### DOCUMENT EXCERPT
◇ ◇ ◇ ◇ ◇

Signal does not gather nearly as much data as WhatsApp, in volume, variety, or sensitivity. The app does not store any metadata, such as when you are online, who you interact with, or the model of your phone. The only personal data Signal stores is your phone number, which it legitimately requires for its service to function. Research shows that it would be impossible for this minute amount of data gathered on Signal to be used for online manipulation. As we enter a more data conscious age, companies should be compelled to build privacy into the design of their products.
Some may object by saying that giving up some of our privacy is justified, as any amount of privacy that we give up “pays” for itself in the form of greater security (or some other value). However, such a view is misguided, as it views our values as entities, out there in the world, waiting to be discovered and readily knowable. However, this is often not how things play out in practice. It is difficult to foresee all expected outcomes, and it is often an open question as to which values are in fact at stake until we are confronted with some or other value conflict. An alternative account sees our values as practices. On this view, certain values should be part of the design process itself and are not seen as external to it. This dynamic view of value allows for change and is broadly pragmatic. Importantly, it also acknowledges that we need to be vigilant with regards to the behaviour of those involved in technological innovation and development. This kind of approach would force our digital overlords to view ethical concerns (such as privacy) not as something that comes after deployment, but as essential to the development process itself. Applied to WhatsApp, it seems as though their latest “innovation” has been the straw that broke the camel’s back.

◇ ◇ ◇ ◇ ◇

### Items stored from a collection

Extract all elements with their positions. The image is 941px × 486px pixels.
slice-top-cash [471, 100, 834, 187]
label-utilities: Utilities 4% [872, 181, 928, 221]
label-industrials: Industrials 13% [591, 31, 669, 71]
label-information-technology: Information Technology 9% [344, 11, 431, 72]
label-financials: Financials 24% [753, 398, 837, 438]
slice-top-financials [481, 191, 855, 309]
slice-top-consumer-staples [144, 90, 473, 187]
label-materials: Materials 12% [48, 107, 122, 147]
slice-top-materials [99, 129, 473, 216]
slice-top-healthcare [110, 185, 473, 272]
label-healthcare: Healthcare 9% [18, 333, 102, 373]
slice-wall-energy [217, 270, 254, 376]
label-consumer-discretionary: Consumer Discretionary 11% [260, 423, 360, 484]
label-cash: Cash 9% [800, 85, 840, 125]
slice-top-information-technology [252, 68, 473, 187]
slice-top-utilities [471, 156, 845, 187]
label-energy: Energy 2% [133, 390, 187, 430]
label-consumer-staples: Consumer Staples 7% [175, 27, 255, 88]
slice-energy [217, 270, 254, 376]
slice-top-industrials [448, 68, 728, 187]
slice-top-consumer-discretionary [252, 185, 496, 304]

◇ ◇ ◇ ◇ ◇

### DIRECTIONS
a - In the passage on Signal, WhatsApp, and privacy, which examples of metadata does the text say the Signal app does not store?
b - Carry the passage on Signal, WhatsApp, and privacy forward from its final sentence.

### REPLIES
a -
- When you are online
- Who you interact with
- The model of your phone

b -
Replacing WhatsApp with Signal will be a warning to all data greedy companies that when better options become available — and they will — we will all switch in the name of privacy. Such a switch also reveals a perhaps implicit change in our norms surrounding digital technologies. What is currently at stake is not “privacy as we know it”, but rather a future where the very notion of “privacy” loses its force as a fundamental human right. Emerging digital technologies require that we constantly renegotiate what values we are aiming for as a society, but also to critically engage with the specific content of those values. It is not enough to identify values (such as privacy). We must also deliberate on these values, so that we can promote socially equitable outcomes.